*Task:*
Set down the material below in full, matching it exactly.

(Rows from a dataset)
■ ■ ■ ■

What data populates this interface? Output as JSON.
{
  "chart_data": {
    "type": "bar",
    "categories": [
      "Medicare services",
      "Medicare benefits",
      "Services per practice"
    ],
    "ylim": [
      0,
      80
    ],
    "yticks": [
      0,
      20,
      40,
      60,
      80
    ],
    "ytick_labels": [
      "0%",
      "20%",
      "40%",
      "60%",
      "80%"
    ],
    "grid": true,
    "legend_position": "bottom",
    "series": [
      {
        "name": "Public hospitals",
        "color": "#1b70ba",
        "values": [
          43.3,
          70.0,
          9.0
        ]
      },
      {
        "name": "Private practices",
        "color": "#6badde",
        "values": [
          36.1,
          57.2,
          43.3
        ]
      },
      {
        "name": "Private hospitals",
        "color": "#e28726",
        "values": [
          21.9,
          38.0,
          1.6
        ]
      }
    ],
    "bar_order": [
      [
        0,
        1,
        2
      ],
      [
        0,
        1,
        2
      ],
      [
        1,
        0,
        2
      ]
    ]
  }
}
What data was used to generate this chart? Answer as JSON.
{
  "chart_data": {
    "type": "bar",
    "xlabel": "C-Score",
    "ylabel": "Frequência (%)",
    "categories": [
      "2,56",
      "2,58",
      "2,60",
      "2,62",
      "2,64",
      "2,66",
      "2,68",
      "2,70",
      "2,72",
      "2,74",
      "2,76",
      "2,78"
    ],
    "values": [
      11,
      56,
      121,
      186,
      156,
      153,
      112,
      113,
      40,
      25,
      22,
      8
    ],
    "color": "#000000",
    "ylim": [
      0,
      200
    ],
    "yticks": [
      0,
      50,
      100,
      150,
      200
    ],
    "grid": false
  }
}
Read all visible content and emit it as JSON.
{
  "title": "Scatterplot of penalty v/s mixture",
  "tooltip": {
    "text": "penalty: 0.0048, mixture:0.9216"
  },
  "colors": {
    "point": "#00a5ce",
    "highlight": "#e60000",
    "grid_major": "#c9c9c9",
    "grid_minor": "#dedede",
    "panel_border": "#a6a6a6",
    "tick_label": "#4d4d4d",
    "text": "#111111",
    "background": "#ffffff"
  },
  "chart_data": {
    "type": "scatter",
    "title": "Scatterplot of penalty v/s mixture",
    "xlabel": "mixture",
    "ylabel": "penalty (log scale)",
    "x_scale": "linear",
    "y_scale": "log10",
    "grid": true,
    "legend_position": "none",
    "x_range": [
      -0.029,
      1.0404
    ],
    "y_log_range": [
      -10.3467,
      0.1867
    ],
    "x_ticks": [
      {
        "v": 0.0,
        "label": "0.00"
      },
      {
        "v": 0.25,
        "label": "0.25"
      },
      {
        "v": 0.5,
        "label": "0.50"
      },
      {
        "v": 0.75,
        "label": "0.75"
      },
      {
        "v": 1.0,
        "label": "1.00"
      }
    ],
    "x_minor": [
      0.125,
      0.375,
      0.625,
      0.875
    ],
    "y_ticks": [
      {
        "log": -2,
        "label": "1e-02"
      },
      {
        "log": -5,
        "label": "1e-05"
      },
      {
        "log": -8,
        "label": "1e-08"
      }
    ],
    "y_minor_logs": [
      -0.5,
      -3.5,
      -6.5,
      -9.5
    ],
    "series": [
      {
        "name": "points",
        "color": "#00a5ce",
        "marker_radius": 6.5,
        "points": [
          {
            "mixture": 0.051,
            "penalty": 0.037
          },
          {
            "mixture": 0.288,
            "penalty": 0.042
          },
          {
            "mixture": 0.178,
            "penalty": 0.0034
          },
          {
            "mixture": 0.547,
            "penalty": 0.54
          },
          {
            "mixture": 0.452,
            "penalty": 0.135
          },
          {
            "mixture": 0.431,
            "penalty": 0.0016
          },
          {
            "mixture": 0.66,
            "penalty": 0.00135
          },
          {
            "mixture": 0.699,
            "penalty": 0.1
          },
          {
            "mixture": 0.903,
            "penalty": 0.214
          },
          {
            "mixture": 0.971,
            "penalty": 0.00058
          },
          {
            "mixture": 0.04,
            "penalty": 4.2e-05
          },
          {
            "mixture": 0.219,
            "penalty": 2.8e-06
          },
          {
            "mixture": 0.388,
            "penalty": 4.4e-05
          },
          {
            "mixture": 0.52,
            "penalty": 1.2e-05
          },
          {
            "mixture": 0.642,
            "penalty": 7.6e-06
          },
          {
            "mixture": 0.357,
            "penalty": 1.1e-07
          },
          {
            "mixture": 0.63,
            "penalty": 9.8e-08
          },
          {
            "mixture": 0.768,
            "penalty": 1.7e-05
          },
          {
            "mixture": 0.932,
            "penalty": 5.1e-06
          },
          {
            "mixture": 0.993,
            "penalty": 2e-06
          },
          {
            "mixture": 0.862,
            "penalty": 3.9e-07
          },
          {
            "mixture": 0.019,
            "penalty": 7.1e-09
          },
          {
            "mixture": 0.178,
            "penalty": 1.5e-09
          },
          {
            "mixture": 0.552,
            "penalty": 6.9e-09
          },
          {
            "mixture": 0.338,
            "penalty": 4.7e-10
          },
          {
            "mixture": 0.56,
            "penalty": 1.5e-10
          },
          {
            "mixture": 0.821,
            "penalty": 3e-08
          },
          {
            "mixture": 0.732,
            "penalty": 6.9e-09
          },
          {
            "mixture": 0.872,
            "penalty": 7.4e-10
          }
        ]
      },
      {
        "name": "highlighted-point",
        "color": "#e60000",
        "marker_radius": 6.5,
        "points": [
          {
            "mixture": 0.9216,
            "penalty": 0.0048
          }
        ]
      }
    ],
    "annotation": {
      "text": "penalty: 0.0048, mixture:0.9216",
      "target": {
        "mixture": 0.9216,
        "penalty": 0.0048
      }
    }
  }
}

■ ■ ■ ■

*Solution:*
What data populates this interface? Output as JSON.
{
  "chart_data": {
    "type": "bar",
    "categories": [
      "Medicare services",
      "Medicare benefits",
      "Services per practice"
    ],
    "ylim": [
      0,
      80
    ],
    "yticks": [
      0,
      20,
      40,
      60,
      80
    ],
    "ytick_labels": [
      "0%",
      "20%",
      "40%",
      "60%",
      "80%"
    ],
    "grid": true,
    "legend_position": "bottom",
    "series": [
      {
        "name": "Public hospitals",
        "color": "#1b70ba",
        "values": [
          43.3,
          70.0,
          9.0
        ]
      },
      {
        "name": "Private practices",
        "color": "#6badde",
        "values": [
          36.1,
          57.2,
          43.3
        ]
      },
      {
        "name": "Private hospitals",
        "color": "#e28726",
        "values": [
          21.9,
          38.0,
          1.6
        ]
      }
    ],
    "bar_order": [
      [
        0,
        1,
        2
      ],
      [
        0,
        1,
        2
      ],
      [
        1,
        0,
        2
      ]
    ]
  }
}
What data was used to generate this chart? Answer as JSON.
{
  "chart_data": {
    "type": "bar",
    "xlabel": "C-Score",
    "ylabel": "Frequência (%)",
    "categories": [
      "2,56",
      "2,58",
      "2,60",
      "2,62",
      "2,64",
      "2,66",
      "2,68",
      "2,70",
      "2,72",
      "2,74",
      "2,76",
      "2,78"
    ],
    "values": [
      11,
      56,
      121,
      186,
      156,
      153,
      112,
      113,
      40,
      25,
      22,
      8
    ],
    "color": "#000000",
    "ylim": [
      0,
      200
    ],
    "yticks": [
      0,
      50,
      100,
      150,
      200
    ],
    "grid": false
  }
}
Read all visible content and emit it as JSON.
{
  "title": "Scatterplot of penalty v/s mixture",
  "tooltip": {
    "text": "penalty: 0.0048, mixture:0.9216"
  },
  "colors": {
    "point": "#00a5ce",
    "highlight": "#e60000",
    "grid_major": "#c9c9c9",
    "grid_minor": "#dedede",
    "panel_border": "#a6a6a6",
    "tick_label": "#4d4d4d",
    "text": "#111111",
    "background": "#ffffff"
  },
  "chart_data": {
    "type": "scatter",
    "title": "Scatterplot of penalty v/s mixture",
    "xlabel": "mixture",
    "ylabel": "penalty (log scale)",
    "x_scale": "linear",
    "y_scale": "log10",
    "grid": true,
    "legend_position": "none",
    "x_range": [
      -0.029,
      1.0404
    ],
    "y_log_range": [
      -10.3467,
      0.1867
    ],
    "x_ticks": [
      {
        "v": 0.0,
        "label": "0.00"
      },
      {
        "v": 0.25,
        "label": "0.25"
      },
      {
        "v": 0.5,
        "label": "0.50"
      },
      {
        "v": 0.75,
        "label": "0.75"
      },
      {
        "v": 1.0,
        "label": "1.00"
      }
    ],
    "x_minor": [
      0.125,
      0.375,
      0.625,
      0.875
    ],
    "y_ticks": [
      {
        "log": -2,
        "label": "1e-02"
      },
      {
        "log": -5,
        "label": "1e-05"
      },
      {
        "log": -8,
        "label": "1e-08"
      }
    ],
    "y_minor_logs": [
      -0.5,
      -3.5,
      -6.5,
      -9.5
    ],
    "series": [
      {
        "name": "points",
        "color": "#00a5ce",
        "marker_radius": 6.5,
        "points": [
          {
            "mixture": 0.051,
            "penalty": 0.037
          },
          {
            "mixture": 0.288,
            "penalty": 0.042
          },
          {
            "mixture": 0.178,
            "penalty": 0.0034
          },
          {
            "mixture": 0.547,
            "penalty": 0.54
          },
          {
            "mixture": 0.452,
            "penalty": 0.135
          },
          {
            "mixture": 0.431,
            "penalty": 0.0016
          },
          {
            "mixture": 0.66,
            "penalty": 0.00135
          },
          {
            "mixture": 0.699,
            "penalty": 0.1
          },
          {
            "mixture": 0.903,
            "penalty": 0.214
          },
          {
            "mixture": 0.971,
            "penalty": 0.00058
          },
          {
            "mixture": 0.04,
            "penalty": 4.2e-05
          },
          {
            "mixture": 0.219,
            "penalty": 2.8e-06
          },
          {
            "mixture": 0.388,
            "penalty": 4.4e-05
          },
          {
            "mixture": 0.52,
            "penalty": 1.2e-05
          },
          {
            "mixture": 0.642,
            "penalty": 7.6e-06
          },
          {
            "mixture": 0.357,
            "penalty": 1.1e-07
          },
          {
            "mixture": 0.63,
            "penalty": 9.8e-08
          },
          {
            "mixture": 0.768,
            "penalty": 1.7e-05
          },
          {
            "mixture": 0.932,
            "penalty": 5.1e-06
          },
          {
            "mixture": 0.993,
            "penalty": 2e-06
          },
          {
            "mixture": 0.862,
            "penalty": 3.9e-07
          },
          {
            "mixture": 0.019,
            "penalty": 7.1e-09
          },
          {
            "mixture": 0.178,
            "penalty": 1.5e-09
          },
          {
            "mixture": 0.552,
            "penalty": 6.9e-09
          },
          {
            "mixture": 0.338,
            "penalty": 4.7e-10
          },
          {
            "mixture": 0.56,
            "penalty": 1.5e-10
          },
          {
            "mixture": 0.821,
            "penalty": 3e-08
          },
          {
            "mixture": 0.732,
            "penalty": 6.9e-09
          },
          {
            "mixture": 0.872,
            "penalty": 7.4e-10
          }
        ]
      },
      {
        "name": "highlighted-point",
        "color": "#e60000",
        "marker_radius": 6.5,
        "points": [
          {
            "mixture": 0.9216,
            "penalty": 0.0048
          }
        ]
      }
    ],
    "annotation": {
      "text": "penalty: 0.0048, mixture:0.9216",
      "target": {
        "mixture": 0.9216,
        "penalty": 0.0048
      }
    }
  }
}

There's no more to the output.